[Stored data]
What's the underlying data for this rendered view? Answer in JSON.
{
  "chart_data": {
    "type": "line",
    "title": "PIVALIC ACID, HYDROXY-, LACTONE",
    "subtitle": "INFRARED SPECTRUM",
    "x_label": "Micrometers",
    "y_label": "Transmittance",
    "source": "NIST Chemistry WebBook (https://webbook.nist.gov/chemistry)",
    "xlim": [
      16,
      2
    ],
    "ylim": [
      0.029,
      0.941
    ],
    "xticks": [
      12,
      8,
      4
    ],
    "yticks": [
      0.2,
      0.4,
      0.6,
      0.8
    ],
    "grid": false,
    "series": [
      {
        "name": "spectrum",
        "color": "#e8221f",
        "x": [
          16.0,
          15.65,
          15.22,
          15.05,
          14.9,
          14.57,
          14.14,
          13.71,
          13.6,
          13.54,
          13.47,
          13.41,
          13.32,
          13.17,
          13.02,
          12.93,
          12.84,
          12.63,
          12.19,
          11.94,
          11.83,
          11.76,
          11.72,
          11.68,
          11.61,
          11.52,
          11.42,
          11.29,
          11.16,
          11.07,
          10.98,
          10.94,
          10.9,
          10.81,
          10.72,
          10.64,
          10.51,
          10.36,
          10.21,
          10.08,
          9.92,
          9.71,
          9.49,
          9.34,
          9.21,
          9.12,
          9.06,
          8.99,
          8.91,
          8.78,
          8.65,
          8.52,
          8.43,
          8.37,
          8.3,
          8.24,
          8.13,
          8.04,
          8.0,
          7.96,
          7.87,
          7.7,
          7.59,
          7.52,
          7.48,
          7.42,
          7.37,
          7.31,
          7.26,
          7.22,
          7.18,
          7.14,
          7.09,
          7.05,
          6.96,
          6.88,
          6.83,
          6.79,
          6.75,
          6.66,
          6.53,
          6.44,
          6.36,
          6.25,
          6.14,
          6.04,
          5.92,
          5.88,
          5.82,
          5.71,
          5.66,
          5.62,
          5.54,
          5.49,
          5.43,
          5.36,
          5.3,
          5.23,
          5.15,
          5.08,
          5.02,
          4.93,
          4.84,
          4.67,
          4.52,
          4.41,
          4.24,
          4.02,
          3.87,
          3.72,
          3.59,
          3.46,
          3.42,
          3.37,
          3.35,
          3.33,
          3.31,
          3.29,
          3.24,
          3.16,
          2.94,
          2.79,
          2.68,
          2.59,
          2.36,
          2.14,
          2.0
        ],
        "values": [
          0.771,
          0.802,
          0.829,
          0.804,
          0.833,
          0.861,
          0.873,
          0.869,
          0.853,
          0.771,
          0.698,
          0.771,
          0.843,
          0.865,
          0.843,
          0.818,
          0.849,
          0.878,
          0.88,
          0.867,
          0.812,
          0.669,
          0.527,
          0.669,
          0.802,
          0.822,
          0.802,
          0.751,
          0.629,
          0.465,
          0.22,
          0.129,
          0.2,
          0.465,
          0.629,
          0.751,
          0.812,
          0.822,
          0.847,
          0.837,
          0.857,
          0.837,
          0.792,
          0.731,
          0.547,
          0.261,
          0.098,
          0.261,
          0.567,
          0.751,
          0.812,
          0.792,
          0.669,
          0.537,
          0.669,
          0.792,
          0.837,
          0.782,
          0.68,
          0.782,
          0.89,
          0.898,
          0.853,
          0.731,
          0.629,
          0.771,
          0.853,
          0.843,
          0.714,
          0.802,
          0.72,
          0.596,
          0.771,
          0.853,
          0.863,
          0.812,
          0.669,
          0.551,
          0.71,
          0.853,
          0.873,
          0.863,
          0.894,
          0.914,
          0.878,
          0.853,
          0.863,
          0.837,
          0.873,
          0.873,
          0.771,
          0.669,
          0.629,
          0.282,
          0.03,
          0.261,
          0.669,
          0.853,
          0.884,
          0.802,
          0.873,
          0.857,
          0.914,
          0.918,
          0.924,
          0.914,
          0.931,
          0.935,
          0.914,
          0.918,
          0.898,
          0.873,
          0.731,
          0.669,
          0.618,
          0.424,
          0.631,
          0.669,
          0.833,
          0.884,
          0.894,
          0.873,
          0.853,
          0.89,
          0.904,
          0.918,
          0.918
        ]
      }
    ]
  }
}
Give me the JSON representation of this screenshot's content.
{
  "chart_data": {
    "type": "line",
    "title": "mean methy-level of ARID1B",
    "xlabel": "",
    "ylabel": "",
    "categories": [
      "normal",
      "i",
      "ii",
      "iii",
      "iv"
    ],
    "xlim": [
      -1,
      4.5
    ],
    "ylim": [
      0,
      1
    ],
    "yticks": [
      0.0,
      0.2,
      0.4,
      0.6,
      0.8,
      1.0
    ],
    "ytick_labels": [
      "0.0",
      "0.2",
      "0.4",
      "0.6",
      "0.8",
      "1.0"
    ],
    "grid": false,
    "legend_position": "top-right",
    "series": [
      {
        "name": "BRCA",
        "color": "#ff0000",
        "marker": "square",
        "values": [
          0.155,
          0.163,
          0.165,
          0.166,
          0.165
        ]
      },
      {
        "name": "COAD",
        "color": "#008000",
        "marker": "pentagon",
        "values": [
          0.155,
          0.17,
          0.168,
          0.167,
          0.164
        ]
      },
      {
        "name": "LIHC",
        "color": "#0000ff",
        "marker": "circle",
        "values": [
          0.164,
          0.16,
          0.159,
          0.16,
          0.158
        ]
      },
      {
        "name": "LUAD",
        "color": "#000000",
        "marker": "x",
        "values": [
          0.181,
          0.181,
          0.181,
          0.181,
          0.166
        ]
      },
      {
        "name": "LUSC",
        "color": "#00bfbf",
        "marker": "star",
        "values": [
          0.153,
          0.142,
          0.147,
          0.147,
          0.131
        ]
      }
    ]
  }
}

## The request
Repeat the records above in full, character for character.

## Output for this task
What's the underlying data for this rendered view? Answer in JSON.
{
  "chart_data": {
    "type": "line",
    "title": "PIVALIC ACID, HYDROXY-, LACTONE",
    "subtitle": "INFRARED SPECTRUM",
    "x_label": "Micrometers",
    "y_label": "Transmittance",
    "source": "NIST Chemistry WebBook (https://webbook.nist.gov/chemistry)",
    "xlim": [
      16,
      2
    ],
    "ylim": [
      0.029,
      0.941
    ],
    "xticks": [
      12,
      8,
      4
    ],
    "yticks": [
      0.2,
      0.4,
      0.6,
      0.8
    ],
    "grid": false,
    "series": [
      {
        "name": "spectrum",
        "color": "#e8221f",
        "x": [
          16.0,
          15.65,
          15.22,
          15.05,
          14.9,
          14.57,
          14.14,
          13.71,
          13.6,
          13.54,
          13.47,
          13.41,
          13.32,
          13.17,
          13.02,
          12.93,
          12.84,
          12.63,
          12.19,
          11.94,
          11.83,
          11.76,
          11.72,
          11.68,
          11.61,
          11.52,
          11.42,
          11.29,
          11.16,
          11.07,
          10.98,
          10.94,
          10.9,
          10.81,
          10.72,
          10.64,
          10.51,
          10.36,
          10.21,
          10.08,
          9.92,
          9.71,
          9.49,
          9.34,
          9.21,
          9.12,
          9.06,
          8.99,
          8.91,
          8.78,
          8.65,
          8.52,
          8.43,
          8.37,
          8.3,
          8.24,
          8.13,
          8.04,
          8.0,
          7.96,
          7.87,
          7.7,
          7.59,
          7.52,
          7.48,
          7.42,
          7.37,
          7.31,
          7.26,
          7.22,
          7.18,
          7.14,
          7.09,
          7.05,
          6.96,
          6.88,
          6.83,
          6.79,
          6.75,
          6.66,
          6.53,
          6.44,
          6.36,
          6.25,
          6.14,
          6.04,
          5.92,
          5.88,
          5.82,
          5.71,
          5.66,
          5.62,
          5.54,
          5.49,
          5.43,
          5.36,
          5.3,
          5.23,
          5.15,
          5.08,
          5.02,
          4.93,
          4.84,
          4.67,
          4.52,
          4.41,
          4.24,
          4.02,
          3.87,
          3.72,
          3.59,
          3.46,
          3.42,
          3.37,
          3.35,
          3.33,
          3.31,
          3.29,
          3.24,
          3.16,
          2.94,
          2.79,
          2.68,
          2.59,
          2.36,
          2.14,
          2.0
        ],
        "values": [
          0.771,
          0.802,
          0.829,
          0.804,
          0.833,
          0.861,
          0.873,
          0.869,
          0.853,
          0.771,
          0.698,
          0.771,
          0.843,
          0.865,
          0.843,
          0.818,
          0.849,
          0.878,
          0.88,
          0.867,
          0.812,
          0.669,
          0.527,
          0.669,
          0.802,
          0.822,
          0.802,
          0.751,
          0.629,
          0.465,
          0.22,
          0.129,
          0.2,
          0.465,
          0.629,
          0.751,
          0.812,
          0.822,
          0.847,
          0.837,
          0.857,
          0.837,
          0.792,
          0.731,
          0.547,
          0.261,
          0.098,
          0.261,
          0.567,
          0.751,
          0.812,
          0.792,
          0.669,
          0.537,
          0.669,
          0.792,
          0.837,
          0.782,
          0.68,
          0.782,
          0.89,
          0.898,
          0.853,
          0.731,
          0.629,
          0.771,
          0.853,
          0.843,
          0.714,
          0.802,
          0.72,
          0.596,
          0.771,
          0.853,
          0.863,
          0.812,
          0.669,
          0.551,
          0.71,
          0.853,
          0.873,
          0.863,
          0.894,
          0.914,
          0.878,
          0.853,
          0.863,
          0.837,
          0.873,
          0.873,
          0.771,
          0.669,
          0.629,
          0.282,
          0.03,
          0.261,
          0.669,
          0.853,
          0.884,
          0.802,
          0.873,
          0.857,
          0.914,
          0.918,
          0.924,
          0.914,
          0.931,
          0.935,
          0.914,
          0.918,
          0.898,
          0.873,
          0.731,
          0.669,
          0.618,
          0.424,
          0.631,
          0.669,
          0.833,
          0.884,
          0.894,
          0.873,
          0.853,
          0.89,
          0.904,
          0.918,
          0.918
        ]
      }
    ]
  }
}
Give me the JSON representation of this screenshot's content.
{
  "chart_data": {
    "type": "line",
    "title": "mean methy-level of ARID1B",
    "xlabel": "",
    "ylabel": "",
    "categories": [
      "normal",
      "i",
      "ii",
      "iii",
      "iv"
    ],
    "xlim": [
      -1,
      4.5
    ],
    "ylim": [
      0,
      1
    ],
    "yticks": [
      0.0,
      0.2,
      0.4,
      0.6,
      0.8,
      1.0
    ],
    "ytick_labels": [
      "0.0",
      "0.2",
      "0.4",
      "0.6",
      "0.8",
      "1.0"
    ],
    "grid": false,
    "legend_position": "top-right",
    "series": [
      {
        "name": "BRCA",
        "color": "#ff0000",
        "marker": "square",
        "values": [
          0.155,
          0.163,
          0.165,
          0.166,
          0.165
        ]
      },
      {
        "name": "COAD",
        "color": "#008000",
        "marker": "pentagon",
        "values": [
          0.155,
          0.17,
          0.168,
          0.167,
          0.164
        ]
      },
      {
        "name": "LIHC",
        "color": "#0000ff",
        "marker": "circle",
        "values": [
          0.164,
          0.16,
          0.159,
          0.16,
          0.158
        ]
      },
      {
        "name": "LUAD",
        "color": "#000000",
        "marker": "x",
        "values": [
          0.181,
          0.181,
          0.181,
          0.181,
          0.166
        ]
      },
      {
        "name": "LUSC",
        "color": "#00bfbf",
        "marker": "star",
        "values": [
          0.153,
          0.142,
          0.147,
          0.147,
          0.131
        ]
      }
    ]
  }
}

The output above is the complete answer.